**THE TASK**
Transcribe all of the records precisely as they are presented.
# # # # # # #
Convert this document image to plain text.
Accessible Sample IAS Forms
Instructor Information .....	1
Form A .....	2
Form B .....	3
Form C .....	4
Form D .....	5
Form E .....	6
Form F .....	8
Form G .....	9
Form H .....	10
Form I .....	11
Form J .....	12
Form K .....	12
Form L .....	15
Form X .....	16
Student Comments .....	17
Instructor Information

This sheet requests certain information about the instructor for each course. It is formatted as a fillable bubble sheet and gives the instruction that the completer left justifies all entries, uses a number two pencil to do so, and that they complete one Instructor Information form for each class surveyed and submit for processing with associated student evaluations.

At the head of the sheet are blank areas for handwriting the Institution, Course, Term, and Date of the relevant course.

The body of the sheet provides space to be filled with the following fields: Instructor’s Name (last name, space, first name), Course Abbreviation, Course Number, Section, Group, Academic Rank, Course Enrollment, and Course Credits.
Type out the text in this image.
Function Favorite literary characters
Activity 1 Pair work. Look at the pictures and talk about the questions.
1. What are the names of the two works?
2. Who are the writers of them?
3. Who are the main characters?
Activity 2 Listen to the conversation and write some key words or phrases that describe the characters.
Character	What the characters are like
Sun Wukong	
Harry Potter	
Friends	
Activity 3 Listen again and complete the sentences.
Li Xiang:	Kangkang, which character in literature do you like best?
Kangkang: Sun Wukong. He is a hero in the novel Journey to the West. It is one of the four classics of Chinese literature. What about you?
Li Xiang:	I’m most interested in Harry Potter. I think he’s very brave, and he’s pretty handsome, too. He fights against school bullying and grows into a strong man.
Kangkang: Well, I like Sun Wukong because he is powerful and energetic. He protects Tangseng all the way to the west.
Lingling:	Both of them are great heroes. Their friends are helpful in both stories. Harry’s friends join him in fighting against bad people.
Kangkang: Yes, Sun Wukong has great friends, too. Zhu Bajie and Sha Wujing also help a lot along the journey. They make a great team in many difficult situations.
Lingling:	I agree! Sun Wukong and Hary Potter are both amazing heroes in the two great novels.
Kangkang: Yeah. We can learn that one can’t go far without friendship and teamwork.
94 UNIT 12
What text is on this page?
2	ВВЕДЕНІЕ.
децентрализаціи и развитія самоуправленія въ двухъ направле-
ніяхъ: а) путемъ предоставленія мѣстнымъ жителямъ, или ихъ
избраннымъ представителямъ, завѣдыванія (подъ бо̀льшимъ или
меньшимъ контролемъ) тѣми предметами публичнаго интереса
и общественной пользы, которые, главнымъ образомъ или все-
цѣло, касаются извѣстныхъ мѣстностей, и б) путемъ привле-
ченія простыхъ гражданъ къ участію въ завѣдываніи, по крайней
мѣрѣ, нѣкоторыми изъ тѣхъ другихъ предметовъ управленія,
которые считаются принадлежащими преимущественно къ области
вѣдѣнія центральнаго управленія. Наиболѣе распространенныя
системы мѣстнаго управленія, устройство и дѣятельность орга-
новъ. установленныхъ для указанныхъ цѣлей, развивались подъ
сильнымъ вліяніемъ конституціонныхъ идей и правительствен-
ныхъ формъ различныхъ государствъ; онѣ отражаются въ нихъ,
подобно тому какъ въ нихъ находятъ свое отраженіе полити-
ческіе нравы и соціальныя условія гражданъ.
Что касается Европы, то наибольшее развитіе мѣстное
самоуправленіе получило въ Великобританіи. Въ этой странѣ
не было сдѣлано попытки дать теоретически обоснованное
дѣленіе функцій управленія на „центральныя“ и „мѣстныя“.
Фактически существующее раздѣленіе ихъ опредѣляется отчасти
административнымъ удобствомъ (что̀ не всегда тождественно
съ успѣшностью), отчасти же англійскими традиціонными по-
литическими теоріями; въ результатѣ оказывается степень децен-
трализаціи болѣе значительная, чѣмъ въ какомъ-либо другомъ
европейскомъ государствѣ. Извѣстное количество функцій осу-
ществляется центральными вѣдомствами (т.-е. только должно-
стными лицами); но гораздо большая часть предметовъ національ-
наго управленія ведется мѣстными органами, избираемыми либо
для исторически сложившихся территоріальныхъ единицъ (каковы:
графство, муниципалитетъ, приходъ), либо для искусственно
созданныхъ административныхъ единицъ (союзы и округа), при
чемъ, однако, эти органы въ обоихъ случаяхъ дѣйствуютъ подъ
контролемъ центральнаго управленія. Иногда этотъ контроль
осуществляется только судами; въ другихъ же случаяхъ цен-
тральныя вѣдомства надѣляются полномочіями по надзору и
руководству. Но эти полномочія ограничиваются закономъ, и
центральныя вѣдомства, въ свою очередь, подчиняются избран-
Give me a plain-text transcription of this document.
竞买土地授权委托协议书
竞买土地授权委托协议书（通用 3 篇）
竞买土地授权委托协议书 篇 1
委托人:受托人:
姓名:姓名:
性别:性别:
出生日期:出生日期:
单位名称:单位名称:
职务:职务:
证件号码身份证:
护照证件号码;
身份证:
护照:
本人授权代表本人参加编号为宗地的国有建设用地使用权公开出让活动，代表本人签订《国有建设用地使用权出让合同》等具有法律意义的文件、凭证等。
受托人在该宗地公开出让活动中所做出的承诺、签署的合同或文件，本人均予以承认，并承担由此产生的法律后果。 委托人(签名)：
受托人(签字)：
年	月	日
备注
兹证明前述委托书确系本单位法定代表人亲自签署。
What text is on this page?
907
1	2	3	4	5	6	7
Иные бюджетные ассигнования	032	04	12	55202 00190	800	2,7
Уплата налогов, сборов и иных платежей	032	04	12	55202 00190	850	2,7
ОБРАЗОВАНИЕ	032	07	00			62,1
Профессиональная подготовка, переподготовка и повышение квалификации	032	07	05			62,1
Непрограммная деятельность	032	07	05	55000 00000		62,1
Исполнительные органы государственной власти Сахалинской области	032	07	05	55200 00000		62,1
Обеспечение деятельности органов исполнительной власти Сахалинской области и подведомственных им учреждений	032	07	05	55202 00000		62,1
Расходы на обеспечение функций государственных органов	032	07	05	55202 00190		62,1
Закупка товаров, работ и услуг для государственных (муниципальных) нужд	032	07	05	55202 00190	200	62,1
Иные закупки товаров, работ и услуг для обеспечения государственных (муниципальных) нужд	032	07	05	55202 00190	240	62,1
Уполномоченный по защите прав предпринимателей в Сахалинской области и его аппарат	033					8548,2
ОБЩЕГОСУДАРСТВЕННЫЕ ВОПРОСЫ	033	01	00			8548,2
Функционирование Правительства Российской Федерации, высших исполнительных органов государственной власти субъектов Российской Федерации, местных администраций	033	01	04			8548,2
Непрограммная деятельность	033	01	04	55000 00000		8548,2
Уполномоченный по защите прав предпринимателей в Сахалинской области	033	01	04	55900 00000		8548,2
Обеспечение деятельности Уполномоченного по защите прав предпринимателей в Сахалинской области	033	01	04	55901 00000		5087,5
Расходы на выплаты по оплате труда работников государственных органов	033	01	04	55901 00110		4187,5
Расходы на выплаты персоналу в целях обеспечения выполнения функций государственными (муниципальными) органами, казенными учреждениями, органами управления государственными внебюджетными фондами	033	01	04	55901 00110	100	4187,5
# # # # # # #
**FINISHED EXERCISE**
Convert this document image to plain text.
Accessible Sample IAS Forms
Instructor Information .....	1
Form A .....	2
Form B .....	3
Form C .....	4
Form D .....	5
Form E .....	6
Form F .....	8
Form G .....	9
Form H .....	10
Form I .....	11
Form J .....	12
Form K .....	12
Form L .....	15
Form X .....	16
Student Comments .....	17
Instructor Information

This sheet requests certain information about the instructor for each course. It is formatted as a fillable bubble sheet and gives the instruction that the completer left justifies all entries, uses a number two pencil to do so, and that they complete one Instructor Information form for each class surveyed and submit for processing with associated student evaluations.

At the head of the sheet are blank areas for handwriting the Institution, Course, Term, and Date of the relevant course.

The body of the sheet provides space to be filled with the following fields: Instructor’s Name (last name, space, first name), Course Abbreviation, Course Number, Section, Group, Academic Rank, Course Enrollment, and Course Credits.
Type out the text in this image.
Function Favorite literary characters
Activity 1 Pair work. Look at the pictures and talk about the questions.
1. What are the names of the two works?
2. Who are the writers of them?
3. Who are the main characters?
Activity 2 Listen to the conversation and write some key words or phrases that describe the characters.
Character	What the characters are like
Sun Wukong	
Harry Potter	
Friends	
Activity 3 Listen again and complete the sentences.
Li Xiang:	Kangkang, which character in literature do you like best?
Kangkang: Sun Wukong. He is a hero in the novel Journey to the West. It is one of the four classics of Chinese literature. What about you?
Li Xiang:	I’m most interested in Harry Potter. I think he’s very brave, and he’s pretty handsome, too. He fights against school bullying and grows into a strong man.
Kangkang: Well, I like Sun Wukong because he is powerful and energetic. He protects Tangseng all the way to the west.
Lingling:	Both of them are great heroes. Their friends are helpful in both stories. Harry’s friends join him in fighting against bad people.
Kangkang: Yes, Sun Wukong has great friends, too. Zhu Bajie and Sha Wujing also help a lot along the journey. They make a great team in many difficult situations.
Lingling:	I agree! Sun Wukong and Hary Potter are both amazing heroes in the two great novels.
Kangkang: Yeah. We can learn that one can’t go far without friendship and teamwork.
94 UNIT 12
What text is on this page?
2	ВВЕДЕНІЕ.
децентрализаціи и развитія самоуправленія въ двухъ направле-
ніяхъ: а) путемъ предоставленія мѣстнымъ жителямъ, или ихъ
избраннымъ представителямъ, завѣдыванія (подъ бо̀льшимъ или
меньшимъ контролемъ) тѣми предметами публичнаго интереса
и общественной пользы, которые, главнымъ образомъ или все-
цѣло, касаются извѣстныхъ мѣстностей, и б) путемъ привле-
ченія простыхъ гражданъ къ участію въ завѣдываніи, по крайней
мѣрѣ, нѣкоторыми изъ тѣхъ другихъ предметовъ управленія,
которые считаются принадлежащими преимущественно къ области
вѣдѣнія центральнаго управленія. Наиболѣе распространенныя
системы мѣстнаго управленія, устройство и дѣятельность орга-
новъ. установленныхъ для указанныхъ цѣлей, развивались подъ
сильнымъ вліяніемъ конституціонныхъ идей и правительствен-
ныхъ формъ различныхъ государствъ; онѣ отражаются въ нихъ,
подобно тому какъ въ нихъ находятъ свое отраженіе полити-
ческіе нравы и соціальныя условія гражданъ.
Что касается Европы, то наибольшее развитіе мѣстное
самоуправленіе получило въ Великобританіи. Въ этой странѣ
не было сдѣлано попытки дать теоретически обоснованное
дѣленіе функцій управленія на „центральныя“ и „мѣстныя“.
Фактически существующее раздѣленіе ихъ опредѣляется отчасти
административнымъ удобствомъ (что̀ не всегда тождественно
съ успѣшностью), отчасти же англійскими традиціонными по-
литическими теоріями; въ результатѣ оказывается степень децен-
трализаціи болѣе значительная, чѣмъ въ какомъ-либо другомъ
европейскомъ государствѣ. Извѣстное количество функцій осу-
ществляется центральными вѣдомствами (т.-е. только должно-
стными лицами); но гораздо большая часть предметовъ національ-
наго управленія ведется мѣстными органами, избираемыми либо
для исторически сложившихся территоріальныхъ единицъ (каковы:
графство, муниципалитетъ, приходъ), либо для искусственно
созданныхъ административныхъ единицъ (союзы и округа), при
чемъ, однако, эти органы въ обоихъ случаяхъ дѣйствуютъ подъ
контролемъ центральнаго управленія. Иногда этотъ контроль
осуществляется только судами; въ другихъ же случаяхъ цен-
тральныя вѣдомства надѣляются полномочіями по надзору и
руководству. Но эти полномочія ограничиваются закономъ, и
центральныя вѣдомства, въ свою очередь, подчиняются избран-
Give me a plain-text transcription of this document.
竞买土地授权委托协议书
竞买土地授权委托协议书（通用 3 篇）
竞买土地授权委托协议书 篇 1
委托人:受托人:
姓名:姓名:
性别:性别:
出生日期:出生日期:
单位名称:单位名称:
职务:职务:
证件号码身份证:
护照证件号码;
身份证:
护照:
本人授权代表本人参加编号为宗地的国有建设用地使用权公开出让活动，代表本人签订《国有建设用地使用权出让合同》等具有法律意义的文件、凭证等。
受托人在该宗地公开出让活动中所做出的承诺、签署的合同或文件，本人均予以承认，并承担由此产生的法律后果。 委托人(签名)：
受托人(签字)：
年	月	日
备注
兹证明前述委托书确系本单位法定代表人亲自签署。
What text is on this page?
907
1	2	3	4	5	6	7
Иные бюджетные ассигнования	032	04	12	55202 00190	800	2,7
Уплата налогов, сборов и иных платежей	032	04	12	55202 00190	850	2,7
ОБРАЗОВАНИЕ	032	07	00			62,1
Профессиональная подготовка, переподготовка и повышение квалификации	032	07	05			62,1
Непрограммная деятельность	032	07	05	55000 00000		62,1
Исполнительные органы государственной власти Сахалинской области	032	07	05	55200 00000		62,1
Обеспечение деятельности органов исполнительной власти Сахалинской области и подведомственных им учреждений	032	07	05	55202 00000		62,1
Расходы на обеспечение функций государственных органов	032	07	05	55202 00190		62,1
Закупка товаров, работ и услуг для государственных (муниципальных) нужд	032	07	05	55202 00190	200	62,1
Иные закупки товаров, работ и услуг для обеспечения государственных (муниципальных) нужд	032	07	05	55202 00190	240	62,1
Уполномоченный по защите прав предпринимателей в Сахалинской области и его аппарат	033					8548,2
ОБЩЕГОСУДАРСТВЕННЫЕ ВОПРОСЫ	033	01	00			8548,2
Функционирование Правительства Российской Федерации, высших исполнительных органов государственной власти субъектов Российской Федерации, местных администраций	033	01	04			8548,2
Непрограммная деятельность	033	01	04	55000 00000		8548,2
Уполномоченный по защите прав предпринимателей в Сахалинской области	033	01	04	55900 00000		8548,2
Обеспечение деятельности Уполномоченного по защите прав предпринимателей в Сахалинской области	033	01	04	55901 00000		5087,5
Расходы на выплаты по оплате труда работников государственных органов	033	01	04	55901 00110		4187,5
Расходы на выплаты персоналу в целях обеспечения выполнения функций государственными (муниципальными) органами, казенными учреждениями, органами управления государственными внебюджетными фондами	033	01	04	55901 00110	100	4187,5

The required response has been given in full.